Reproduce each of the following rows word for word.

* Raw data:
=======

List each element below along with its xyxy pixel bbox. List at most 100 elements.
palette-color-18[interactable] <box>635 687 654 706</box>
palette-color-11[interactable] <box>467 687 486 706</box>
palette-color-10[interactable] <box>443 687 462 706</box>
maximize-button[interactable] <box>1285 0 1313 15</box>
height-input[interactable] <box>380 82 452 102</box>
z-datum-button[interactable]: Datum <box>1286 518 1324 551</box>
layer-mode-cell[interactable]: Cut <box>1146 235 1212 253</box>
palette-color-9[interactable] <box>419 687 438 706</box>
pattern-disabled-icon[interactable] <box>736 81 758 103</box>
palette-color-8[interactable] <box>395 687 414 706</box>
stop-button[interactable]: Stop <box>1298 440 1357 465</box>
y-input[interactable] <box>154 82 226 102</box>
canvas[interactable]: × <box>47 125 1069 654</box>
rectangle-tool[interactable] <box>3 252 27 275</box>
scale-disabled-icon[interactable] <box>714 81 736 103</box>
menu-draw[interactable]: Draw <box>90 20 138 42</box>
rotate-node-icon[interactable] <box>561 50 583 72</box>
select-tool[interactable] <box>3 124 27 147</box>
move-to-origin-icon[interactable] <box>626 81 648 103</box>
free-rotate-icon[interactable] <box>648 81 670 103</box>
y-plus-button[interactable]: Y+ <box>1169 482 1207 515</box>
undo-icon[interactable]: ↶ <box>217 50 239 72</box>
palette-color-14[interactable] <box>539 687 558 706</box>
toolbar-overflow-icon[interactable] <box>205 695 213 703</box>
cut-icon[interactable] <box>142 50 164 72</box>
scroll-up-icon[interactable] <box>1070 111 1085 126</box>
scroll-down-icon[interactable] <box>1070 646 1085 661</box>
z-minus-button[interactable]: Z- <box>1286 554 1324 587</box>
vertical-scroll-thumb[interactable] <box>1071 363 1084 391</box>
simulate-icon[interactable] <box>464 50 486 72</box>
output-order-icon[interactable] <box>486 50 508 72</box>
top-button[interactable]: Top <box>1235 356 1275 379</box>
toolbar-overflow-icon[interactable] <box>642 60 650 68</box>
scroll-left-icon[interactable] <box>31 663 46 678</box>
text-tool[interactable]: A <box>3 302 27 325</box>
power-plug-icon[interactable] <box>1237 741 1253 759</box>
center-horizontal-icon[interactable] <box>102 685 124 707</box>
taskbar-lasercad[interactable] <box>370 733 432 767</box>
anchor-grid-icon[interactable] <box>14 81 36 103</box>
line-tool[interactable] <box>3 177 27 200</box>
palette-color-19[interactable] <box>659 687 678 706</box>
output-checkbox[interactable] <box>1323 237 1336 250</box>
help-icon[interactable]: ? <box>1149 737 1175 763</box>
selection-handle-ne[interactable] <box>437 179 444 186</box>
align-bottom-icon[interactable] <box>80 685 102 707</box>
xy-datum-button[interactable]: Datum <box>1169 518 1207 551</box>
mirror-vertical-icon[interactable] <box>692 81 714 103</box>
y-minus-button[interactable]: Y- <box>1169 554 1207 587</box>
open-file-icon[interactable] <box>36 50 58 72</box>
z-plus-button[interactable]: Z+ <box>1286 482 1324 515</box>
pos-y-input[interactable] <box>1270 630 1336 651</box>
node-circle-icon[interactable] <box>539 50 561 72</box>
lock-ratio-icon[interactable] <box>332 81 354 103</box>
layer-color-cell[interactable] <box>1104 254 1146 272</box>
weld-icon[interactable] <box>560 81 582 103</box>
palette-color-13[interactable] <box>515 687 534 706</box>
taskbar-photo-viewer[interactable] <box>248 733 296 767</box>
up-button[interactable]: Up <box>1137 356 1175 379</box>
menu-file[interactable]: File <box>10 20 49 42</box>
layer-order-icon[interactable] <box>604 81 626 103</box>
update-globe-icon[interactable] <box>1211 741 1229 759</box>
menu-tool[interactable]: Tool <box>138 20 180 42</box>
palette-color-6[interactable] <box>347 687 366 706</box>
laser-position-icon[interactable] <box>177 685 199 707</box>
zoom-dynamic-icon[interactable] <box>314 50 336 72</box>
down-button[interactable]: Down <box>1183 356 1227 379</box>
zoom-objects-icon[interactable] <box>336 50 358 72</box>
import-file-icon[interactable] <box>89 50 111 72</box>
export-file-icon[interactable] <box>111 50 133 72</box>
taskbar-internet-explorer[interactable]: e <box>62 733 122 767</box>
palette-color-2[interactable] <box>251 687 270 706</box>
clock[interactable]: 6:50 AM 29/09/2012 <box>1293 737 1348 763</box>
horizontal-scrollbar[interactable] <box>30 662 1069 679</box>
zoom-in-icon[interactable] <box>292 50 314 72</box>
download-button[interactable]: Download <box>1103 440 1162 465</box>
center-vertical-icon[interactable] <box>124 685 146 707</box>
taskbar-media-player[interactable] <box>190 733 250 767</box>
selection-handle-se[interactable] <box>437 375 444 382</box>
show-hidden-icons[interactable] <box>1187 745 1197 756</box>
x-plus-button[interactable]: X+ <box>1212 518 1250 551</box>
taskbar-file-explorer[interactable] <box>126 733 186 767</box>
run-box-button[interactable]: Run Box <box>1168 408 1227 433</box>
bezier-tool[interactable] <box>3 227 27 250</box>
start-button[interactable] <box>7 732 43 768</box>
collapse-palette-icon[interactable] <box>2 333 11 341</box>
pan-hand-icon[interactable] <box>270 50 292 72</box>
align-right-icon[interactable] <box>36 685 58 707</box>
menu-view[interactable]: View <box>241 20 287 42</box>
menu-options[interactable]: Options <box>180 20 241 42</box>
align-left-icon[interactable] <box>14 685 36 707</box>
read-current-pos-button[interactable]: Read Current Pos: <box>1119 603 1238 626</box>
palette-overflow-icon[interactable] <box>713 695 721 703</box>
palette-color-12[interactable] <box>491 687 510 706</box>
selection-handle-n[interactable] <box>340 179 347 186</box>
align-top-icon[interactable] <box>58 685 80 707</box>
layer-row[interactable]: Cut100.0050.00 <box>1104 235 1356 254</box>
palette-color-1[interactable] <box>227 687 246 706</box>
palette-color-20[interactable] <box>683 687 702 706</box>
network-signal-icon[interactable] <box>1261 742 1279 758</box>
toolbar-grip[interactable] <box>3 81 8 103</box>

=======

* Task result:
List each element below along with its xyxy pixel bbox. List at most 100 elements.
palette-color-18[interactable] <box>635 687 654 706</box>
palette-color-11[interactable] <box>467 687 486 706</box>
palette-color-10[interactable] <box>443 687 462 706</box>
maximize-button[interactable] <box>1285 0 1313 15</box>
height-input[interactable] <box>380 82 452 102</box>
z-datum-button[interactable]: Datum <box>1286 518 1324 551</box>
layer-mode-cell[interactable]: Cut <box>1146 235 1212 253</box>
palette-color-9[interactable] <box>419 687 438 706</box>
pattern-disabled-icon[interactable] <box>736 81 758 103</box>
palette-color-8[interactable] <box>395 687 414 706</box>
stop-button[interactable]: Stop <box>1298 440 1357 465</box>
y-input[interactable] <box>154 82 226 102</box>
canvas[interactable]: × <box>47 125 1069 654</box>
rectangle-tool[interactable] <box>3 252 27 275</box>
scale-disabled-icon[interactable] <box>714 81 736 103</box>
menu-draw[interactable]: Draw <box>90 20 138 42</box>
rotate-node-icon[interactable] <box>561 50 583 72</box>
select-tool[interactable] <box>3 124 27 147</box>
move-to-origin-icon[interactable] <box>626 81 648 103</box>
free-rotate-icon[interactable] <box>648 81 670 103</box>
y-plus-button[interactable]: Y+ <box>1169 482 1207 515</box>
undo-icon[interactable]: ↶ <box>217 50 239 72</box>
palette-color-14[interactable] <box>539 687 558 706</box>
toolbar-overflow-icon[interactable] <box>205 695 213 703</box>
cut-icon[interactable] <box>142 50 164 72</box>
scroll-up-icon[interactable] <box>1070 111 1085 126</box>
scroll-down-icon[interactable] <box>1070 646 1085 661</box>
z-minus-button[interactable]: Z- <box>1286 554 1324 587</box>
vertical-scroll-thumb[interactable] <box>1071 363 1084 391</box>
simulate-icon[interactable] <box>464 50 486 72</box>
output-order-icon[interactable] <box>486 50 508 72</box>
top-button[interactable]: Top <box>1235 356 1275 379</box>
toolbar-overflow-icon[interactable] <box>642 60 650 68</box>
scroll-left-icon[interactable] <box>31 663 46 678</box>
text-tool[interactable]: A <box>3 302 27 325</box>
power-plug-icon[interactable] <box>1237 741 1253 759</box>
center-horizontal-icon[interactable] <box>102 685 124 707</box>
taskbar-lasercad[interactable] <box>370 733 432 767</box>
anchor-grid-icon[interactable] <box>14 81 36 103</box>
line-tool[interactable] <box>3 177 27 200</box>
palette-color-19[interactable] <box>659 687 678 706</box>
output-checkbox[interactable] <box>1323 237 1336 250</box>
help-icon[interactable]: ? <box>1149 737 1175 763</box>
selection-handle-ne[interactable] <box>437 179 444 186</box>
align-bottom-icon[interactable] <box>80 685 102 707</box>
xy-datum-button[interactable]: Datum <box>1169 518 1207 551</box>
mirror-vertical-icon[interactable] <box>692 81 714 103</box>
y-minus-button[interactable]: Y- <box>1169 554 1207 587</box>
open-file-icon[interactable] <box>36 50 58 72</box>
z-plus-button[interactable]: Z+ <box>1286 482 1324 515</box>
pos-y-input[interactable] <box>1270 630 1336 651</box>
node-circle-icon[interactable] <box>539 50 561 72</box>
lock-ratio-icon[interactable] <box>332 81 354 103</box>
layer-color-cell[interactable] <box>1104 254 1146 272</box>
weld-icon[interactable] <box>560 81 582 103</box>
palette-color-13[interactable] <box>515 687 534 706</box>
taskbar-photo-viewer[interactable] <box>248 733 296 767</box>
up-button[interactable]: Up <box>1137 356 1175 379</box>
menu-file[interactable]: File <box>10 20 49 42</box>
layer-order-icon[interactable] <box>604 81 626 103</box>
update-globe-icon[interactable] <box>1211 741 1229 759</box>
menu-tool[interactable]: Tool <box>138 20 180 42</box>
palette-color-6[interactable] <box>347 687 366 706</box>
laser-position-icon[interactable] <box>177 685 199 707</box>
zoom-dynamic-icon[interactable] <box>314 50 336 72</box>
down-button[interactable]: Down <box>1183 356 1227 379</box>
zoom-objects-icon[interactable] <box>336 50 358 72</box>
import-file-icon[interactable] <box>89 50 111 72</box>
export-file-icon[interactable] <box>111 50 133 72</box>
taskbar-internet-explorer[interactable]: e <box>62 733 122 767</box>
palette-color-2[interactable] <box>251 687 270 706</box>
clock[interactable]: 6:50 AM 29/09/2012 <box>1293 737 1348 763</box>
horizontal-scrollbar[interactable] <box>30 662 1069 679</box>
zoom-in-icon[interactable] <box>292 50 314 72</box>
download-button[interactable]: Download <box>1103 440 1162 465</box>
center-vertical-icon[interactable] <box>124 685 146 707</box>
taskbar-media-player[interactable] <box>190 733 250 767</box>
selection-handle-se[interactable] <box>437 375 444 382</box>
show-hidden-icons[interactable] <box>1187 745 1197 756</box>
x-plus-button[interactable]: X+ <box>1212 518 1250 551</box>
taskbar-file-explorer[interactable] <box>126 733 186 767</box>
run-box-button[interactable]: Run Box <box>1168 408 1227 433</box>
bezier-tool[interactable] <box>3 227 27 250</box>
start-button[interactable] <box>7 732 43 768</box>
collapse-palette-icon[interactable] <box>2 333 11 341</box>
pan-hand-icon[interactable] <box>270 50 292 72</box>
align-right-icon[interactable] <box>36 685 58 707</box>
menu-view[interactable]: View <box>241 20 287 42</box>
menu-options[interactable]: Options <box>180 20 241 42</box>
align-left-icon[interactable] <box>14 685 36 707</box>
read-current-pos-button[interactable]: Read Current Pos: <box>1119 603 1238 626</box>
palette-overflow-icon[interactable] <box>713 695 721 703</box>
palette-color-12[interactable] <box>491 687 510 706</box>
selection-handle-n[interactable] <box>340 179 347 186</box>
align-top-icon[interactable] <box>58 685 80 707</box>
layer-row[interactable]: Cut100.0050.00 <box>1104 235 1356 254</box>
palette-color-1[interactable] <box>227 687 246 706</box>
palette-color-20[interactable] <box>683 687 702 706</box>
network-signal-icon[interactable] <box>1261 742 1279 758</box>
toolbar-grip[interactable] <box>3 81 8 103</box>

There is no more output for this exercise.